§ Your goal
Could you rewrite the listing from its first line through the line that contains "1179, 760, 1207]", replacing "bbox" with "bounding box" and leaving everything else unchanged?

§ The input
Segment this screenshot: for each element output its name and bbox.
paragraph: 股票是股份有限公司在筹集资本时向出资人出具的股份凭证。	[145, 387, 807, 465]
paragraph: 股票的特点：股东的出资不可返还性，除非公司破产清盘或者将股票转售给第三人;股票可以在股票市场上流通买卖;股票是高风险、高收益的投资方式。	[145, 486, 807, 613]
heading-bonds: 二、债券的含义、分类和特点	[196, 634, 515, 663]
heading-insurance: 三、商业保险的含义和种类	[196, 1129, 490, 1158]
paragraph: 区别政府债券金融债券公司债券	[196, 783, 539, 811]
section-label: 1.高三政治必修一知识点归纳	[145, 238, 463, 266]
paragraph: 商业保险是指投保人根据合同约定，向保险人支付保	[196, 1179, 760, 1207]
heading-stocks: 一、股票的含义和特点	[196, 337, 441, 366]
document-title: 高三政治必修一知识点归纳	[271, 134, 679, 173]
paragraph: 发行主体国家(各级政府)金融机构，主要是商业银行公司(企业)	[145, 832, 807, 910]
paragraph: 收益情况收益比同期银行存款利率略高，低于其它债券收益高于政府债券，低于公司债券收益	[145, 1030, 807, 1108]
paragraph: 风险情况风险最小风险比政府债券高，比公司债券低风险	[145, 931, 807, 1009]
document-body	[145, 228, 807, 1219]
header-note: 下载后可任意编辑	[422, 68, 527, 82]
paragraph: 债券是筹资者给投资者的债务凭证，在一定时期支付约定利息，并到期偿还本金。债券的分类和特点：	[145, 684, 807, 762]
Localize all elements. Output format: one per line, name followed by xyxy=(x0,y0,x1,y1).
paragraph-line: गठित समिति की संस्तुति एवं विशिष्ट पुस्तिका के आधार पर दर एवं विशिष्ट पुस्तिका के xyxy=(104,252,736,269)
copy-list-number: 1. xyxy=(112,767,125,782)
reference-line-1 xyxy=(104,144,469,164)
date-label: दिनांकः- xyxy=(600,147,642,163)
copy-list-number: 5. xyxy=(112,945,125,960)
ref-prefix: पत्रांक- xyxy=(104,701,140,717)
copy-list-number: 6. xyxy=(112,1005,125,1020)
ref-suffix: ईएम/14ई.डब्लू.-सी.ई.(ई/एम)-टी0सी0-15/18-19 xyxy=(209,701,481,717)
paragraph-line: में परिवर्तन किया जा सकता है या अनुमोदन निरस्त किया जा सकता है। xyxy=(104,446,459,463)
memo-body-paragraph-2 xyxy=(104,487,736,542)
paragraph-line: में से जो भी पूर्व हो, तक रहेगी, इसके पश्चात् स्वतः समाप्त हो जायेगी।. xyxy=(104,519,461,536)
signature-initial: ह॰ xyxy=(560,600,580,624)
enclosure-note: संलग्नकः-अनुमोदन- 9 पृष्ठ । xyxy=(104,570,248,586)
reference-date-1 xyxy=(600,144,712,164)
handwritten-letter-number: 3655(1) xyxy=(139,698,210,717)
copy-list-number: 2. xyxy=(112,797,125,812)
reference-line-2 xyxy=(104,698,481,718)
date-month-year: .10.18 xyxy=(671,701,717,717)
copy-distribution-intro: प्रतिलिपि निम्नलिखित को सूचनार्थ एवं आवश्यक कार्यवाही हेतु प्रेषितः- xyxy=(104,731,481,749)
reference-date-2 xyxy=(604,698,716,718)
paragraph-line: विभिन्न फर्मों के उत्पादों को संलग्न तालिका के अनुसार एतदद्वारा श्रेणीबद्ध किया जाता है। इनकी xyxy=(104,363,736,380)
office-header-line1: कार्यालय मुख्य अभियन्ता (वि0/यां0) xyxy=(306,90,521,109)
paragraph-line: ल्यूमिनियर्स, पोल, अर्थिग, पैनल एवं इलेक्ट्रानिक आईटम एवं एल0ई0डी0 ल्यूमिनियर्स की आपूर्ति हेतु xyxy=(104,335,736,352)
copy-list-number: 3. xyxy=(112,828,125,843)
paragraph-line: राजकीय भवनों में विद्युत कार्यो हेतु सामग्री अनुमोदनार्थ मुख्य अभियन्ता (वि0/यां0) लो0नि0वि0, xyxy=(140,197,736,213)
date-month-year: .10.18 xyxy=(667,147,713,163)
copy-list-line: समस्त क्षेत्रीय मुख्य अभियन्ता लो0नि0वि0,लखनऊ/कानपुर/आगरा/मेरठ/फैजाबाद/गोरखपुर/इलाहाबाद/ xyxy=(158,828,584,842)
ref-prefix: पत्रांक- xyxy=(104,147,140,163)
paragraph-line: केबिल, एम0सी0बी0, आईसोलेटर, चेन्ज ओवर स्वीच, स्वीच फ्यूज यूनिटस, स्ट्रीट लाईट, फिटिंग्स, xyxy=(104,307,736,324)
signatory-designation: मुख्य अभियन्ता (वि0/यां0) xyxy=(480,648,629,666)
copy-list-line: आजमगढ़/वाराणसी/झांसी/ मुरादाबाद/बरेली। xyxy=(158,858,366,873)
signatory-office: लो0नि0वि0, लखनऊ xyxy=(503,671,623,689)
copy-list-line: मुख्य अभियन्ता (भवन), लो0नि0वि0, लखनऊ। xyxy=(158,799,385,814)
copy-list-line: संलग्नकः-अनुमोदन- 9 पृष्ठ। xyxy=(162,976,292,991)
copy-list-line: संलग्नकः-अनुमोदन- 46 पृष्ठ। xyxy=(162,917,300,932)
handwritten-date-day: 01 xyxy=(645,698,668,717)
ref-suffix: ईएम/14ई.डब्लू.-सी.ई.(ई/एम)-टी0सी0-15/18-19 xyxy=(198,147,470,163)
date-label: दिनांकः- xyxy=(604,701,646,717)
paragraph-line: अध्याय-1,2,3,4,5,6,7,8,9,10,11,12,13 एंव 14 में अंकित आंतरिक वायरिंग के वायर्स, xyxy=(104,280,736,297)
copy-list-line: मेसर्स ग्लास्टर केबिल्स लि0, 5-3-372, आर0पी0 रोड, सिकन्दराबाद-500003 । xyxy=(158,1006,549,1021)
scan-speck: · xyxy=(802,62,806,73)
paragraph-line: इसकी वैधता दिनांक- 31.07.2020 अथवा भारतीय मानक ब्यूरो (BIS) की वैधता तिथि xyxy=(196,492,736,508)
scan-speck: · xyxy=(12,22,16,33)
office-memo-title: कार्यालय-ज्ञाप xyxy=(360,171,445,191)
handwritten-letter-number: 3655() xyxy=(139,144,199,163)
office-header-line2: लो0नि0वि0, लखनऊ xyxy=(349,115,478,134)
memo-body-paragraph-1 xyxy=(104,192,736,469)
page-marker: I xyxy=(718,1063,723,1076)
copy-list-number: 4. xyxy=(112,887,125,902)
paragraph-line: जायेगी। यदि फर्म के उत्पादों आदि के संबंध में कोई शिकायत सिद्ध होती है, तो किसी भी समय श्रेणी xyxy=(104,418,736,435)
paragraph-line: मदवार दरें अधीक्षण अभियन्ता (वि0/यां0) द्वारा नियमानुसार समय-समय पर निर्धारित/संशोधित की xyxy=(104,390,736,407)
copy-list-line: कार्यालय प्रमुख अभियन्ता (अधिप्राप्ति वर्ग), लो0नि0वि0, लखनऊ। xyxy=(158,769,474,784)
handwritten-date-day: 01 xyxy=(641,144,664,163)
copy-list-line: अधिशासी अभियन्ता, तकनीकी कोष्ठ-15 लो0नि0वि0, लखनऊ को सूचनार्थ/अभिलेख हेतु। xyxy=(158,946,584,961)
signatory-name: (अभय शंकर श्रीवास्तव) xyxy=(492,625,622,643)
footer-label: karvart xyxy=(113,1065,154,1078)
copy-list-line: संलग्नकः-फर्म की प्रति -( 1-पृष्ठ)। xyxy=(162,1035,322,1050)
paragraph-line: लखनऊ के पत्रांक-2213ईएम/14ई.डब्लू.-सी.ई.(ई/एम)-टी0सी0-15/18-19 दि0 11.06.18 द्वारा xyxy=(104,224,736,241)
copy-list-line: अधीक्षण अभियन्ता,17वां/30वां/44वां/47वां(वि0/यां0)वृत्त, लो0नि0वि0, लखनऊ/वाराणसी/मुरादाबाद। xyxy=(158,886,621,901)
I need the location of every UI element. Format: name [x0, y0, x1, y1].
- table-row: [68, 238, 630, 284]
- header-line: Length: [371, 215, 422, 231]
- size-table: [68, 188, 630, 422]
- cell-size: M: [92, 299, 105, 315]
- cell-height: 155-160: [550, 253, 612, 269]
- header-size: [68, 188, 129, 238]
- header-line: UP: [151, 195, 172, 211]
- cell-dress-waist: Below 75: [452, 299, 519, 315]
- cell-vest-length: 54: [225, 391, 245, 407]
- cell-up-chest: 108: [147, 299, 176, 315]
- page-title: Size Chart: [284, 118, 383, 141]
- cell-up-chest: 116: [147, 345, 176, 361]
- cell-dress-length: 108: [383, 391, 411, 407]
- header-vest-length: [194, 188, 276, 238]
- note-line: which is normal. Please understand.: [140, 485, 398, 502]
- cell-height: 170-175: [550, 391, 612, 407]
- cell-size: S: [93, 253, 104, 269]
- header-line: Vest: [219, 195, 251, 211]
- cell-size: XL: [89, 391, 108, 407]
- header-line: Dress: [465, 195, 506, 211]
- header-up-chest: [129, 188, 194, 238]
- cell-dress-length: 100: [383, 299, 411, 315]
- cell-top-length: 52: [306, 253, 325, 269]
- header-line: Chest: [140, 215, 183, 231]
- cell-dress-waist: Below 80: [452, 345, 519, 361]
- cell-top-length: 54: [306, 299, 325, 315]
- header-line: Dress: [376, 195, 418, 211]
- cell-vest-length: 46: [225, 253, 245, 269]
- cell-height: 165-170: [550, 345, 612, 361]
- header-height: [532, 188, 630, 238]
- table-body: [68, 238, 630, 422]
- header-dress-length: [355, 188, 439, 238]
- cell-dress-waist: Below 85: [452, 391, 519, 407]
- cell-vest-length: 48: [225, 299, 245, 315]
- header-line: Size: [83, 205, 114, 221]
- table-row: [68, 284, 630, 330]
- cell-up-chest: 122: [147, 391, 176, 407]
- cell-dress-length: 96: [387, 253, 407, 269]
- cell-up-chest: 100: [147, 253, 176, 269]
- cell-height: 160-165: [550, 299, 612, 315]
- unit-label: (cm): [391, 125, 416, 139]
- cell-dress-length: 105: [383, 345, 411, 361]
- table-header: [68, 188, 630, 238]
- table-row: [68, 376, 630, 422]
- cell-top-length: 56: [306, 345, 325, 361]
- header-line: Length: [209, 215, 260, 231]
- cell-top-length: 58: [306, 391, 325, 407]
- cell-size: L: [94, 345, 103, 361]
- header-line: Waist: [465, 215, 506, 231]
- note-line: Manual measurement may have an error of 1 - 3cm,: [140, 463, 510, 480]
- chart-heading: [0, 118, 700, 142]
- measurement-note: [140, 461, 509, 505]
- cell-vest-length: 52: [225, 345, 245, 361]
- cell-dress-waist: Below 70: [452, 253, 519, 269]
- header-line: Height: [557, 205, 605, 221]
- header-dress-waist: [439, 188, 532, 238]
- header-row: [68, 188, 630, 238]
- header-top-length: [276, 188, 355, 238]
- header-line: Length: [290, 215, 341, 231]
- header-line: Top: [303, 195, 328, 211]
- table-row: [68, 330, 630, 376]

§ Correct answer
Segment this screenshot: for each element output its name and bounding box.
paragraph: 股票是股份有限公司在筹集资本时向出资人出具的股份凭证。	[145, 387, 807, 465]
paragraph: 股票的特点：股东的出资不可返还性，除非公司破产清盘或者将股票转售给第三人;股票可以在股票市场上流通买卖;股票是高风险、高收益的投资方式。	[145, 486, 807, 613]
heading-bonds: 二、债券的含义、分类和特点	[196, 634, 515, 663]
heading-insurance: 三、商业保险的含义和种类	[196, 1129, 490, 1158]
paragraph: 区别政府债券金融债券公司债券	[196, 783, 539, 811]
section-label: 1.高三政治必修一知识点归纳	[145, 238, 463, 266]
paragraph: 商业保险是指投保人根据合同约定，向保险人支付保	[196, 1179, 760, 1207]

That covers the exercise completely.